> _Work to be completed_:
Write the data below out exactly as it stands. Do not include the pictures.

★ ★ ★ ★ ★

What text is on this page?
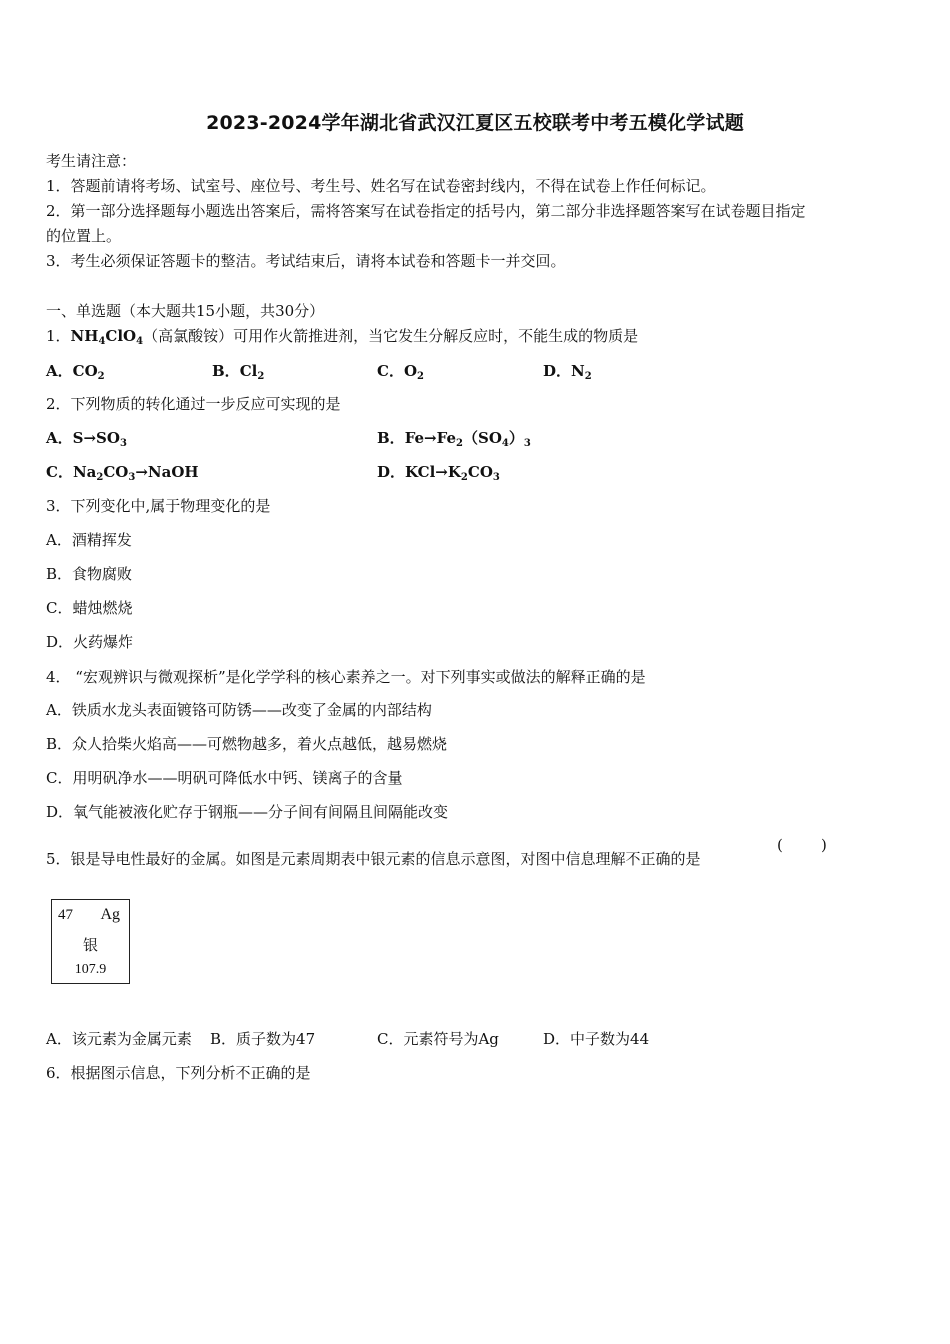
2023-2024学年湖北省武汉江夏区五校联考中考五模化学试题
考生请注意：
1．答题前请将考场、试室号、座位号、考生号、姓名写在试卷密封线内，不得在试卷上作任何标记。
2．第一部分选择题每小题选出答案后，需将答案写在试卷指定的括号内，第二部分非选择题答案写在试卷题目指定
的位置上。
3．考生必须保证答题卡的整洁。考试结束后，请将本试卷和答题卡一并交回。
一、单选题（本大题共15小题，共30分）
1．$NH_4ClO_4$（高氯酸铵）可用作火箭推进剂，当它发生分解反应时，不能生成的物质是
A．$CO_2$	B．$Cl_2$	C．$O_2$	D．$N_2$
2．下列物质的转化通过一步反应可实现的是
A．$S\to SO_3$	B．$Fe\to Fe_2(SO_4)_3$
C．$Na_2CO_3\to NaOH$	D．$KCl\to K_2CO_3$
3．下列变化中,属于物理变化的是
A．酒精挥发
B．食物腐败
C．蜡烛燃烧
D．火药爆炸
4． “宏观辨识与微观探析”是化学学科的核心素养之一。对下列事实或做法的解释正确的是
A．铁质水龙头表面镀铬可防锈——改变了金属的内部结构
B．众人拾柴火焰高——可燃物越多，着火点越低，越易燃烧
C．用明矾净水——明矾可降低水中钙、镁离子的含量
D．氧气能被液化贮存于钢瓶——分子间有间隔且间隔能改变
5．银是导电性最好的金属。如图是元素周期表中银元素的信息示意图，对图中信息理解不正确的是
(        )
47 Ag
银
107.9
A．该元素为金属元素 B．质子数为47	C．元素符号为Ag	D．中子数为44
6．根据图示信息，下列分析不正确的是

★ ★ ★ ★ ★

> _Solution_:
What text is on this page?
2023-2024学年湖北省武汉江夏区五校联考中考五模化学试题
考生请注意：
1．答题前请将考场、试室号、座位号、考生号、姓名写在试卷密封线内，不得在试卷上作任何标记。
2．第一部分选择题每小题选出答案后，需将答案写在试卷指定的括号内，第二部分非选择题答案写在试卷题目指定
的位置上。
3．考生必须保证答题卡的整洁。考试结束后，请将本试卷和答题卡一并交回。
一、单选题（本大题共15小题，共30分）
1．$NH_4ClO_4$（高氯酸铵）可用作火箭推进剂，当它发生分解反应时，不能生成的物质是
A．$CO_2$	B．$Cl_2$	C．$O_2$	D．$N_2$
2．下列物质的转化通过一步反应可实现的是
A．$S\to SO_3$	B．$Fe\to Fe_2(SO_4)_3$
C．$Na_2CO_3\to NaOH$	D．$KCl\to K_2CO_3$
3．下列变化中,属于物理变化的是
A．酒精挥发
B．食物腐败
C．蜡烛燃烧
D．火药爆炸
4． “宏观辨识与微观探析”是化学学科的核心素养之一。对下列事实或做法的解释正确的是
A．铁质水龙头表面镀铬可防锈——改变了金属的内部结构
B．众人拾柴火焰高——可燃物越多，着火点越低，越易燃烧
C．用明矾净水——明矾可降低水中钙、镁离子的含量
D．氧气能被液化贮存于钢瓶——分子间有间隔且间隔能改变
5．银是导电性最好的金属。如图是元素周期表中银元素的信息示意图，对图中信息理解不正确的是
(        )
47 Ag
银
107.9
A．该元素为金属元素 B．质子数为47	C．元素符号为Ag	D．中子数为44
6．根据图示信息，下列分析不正确的是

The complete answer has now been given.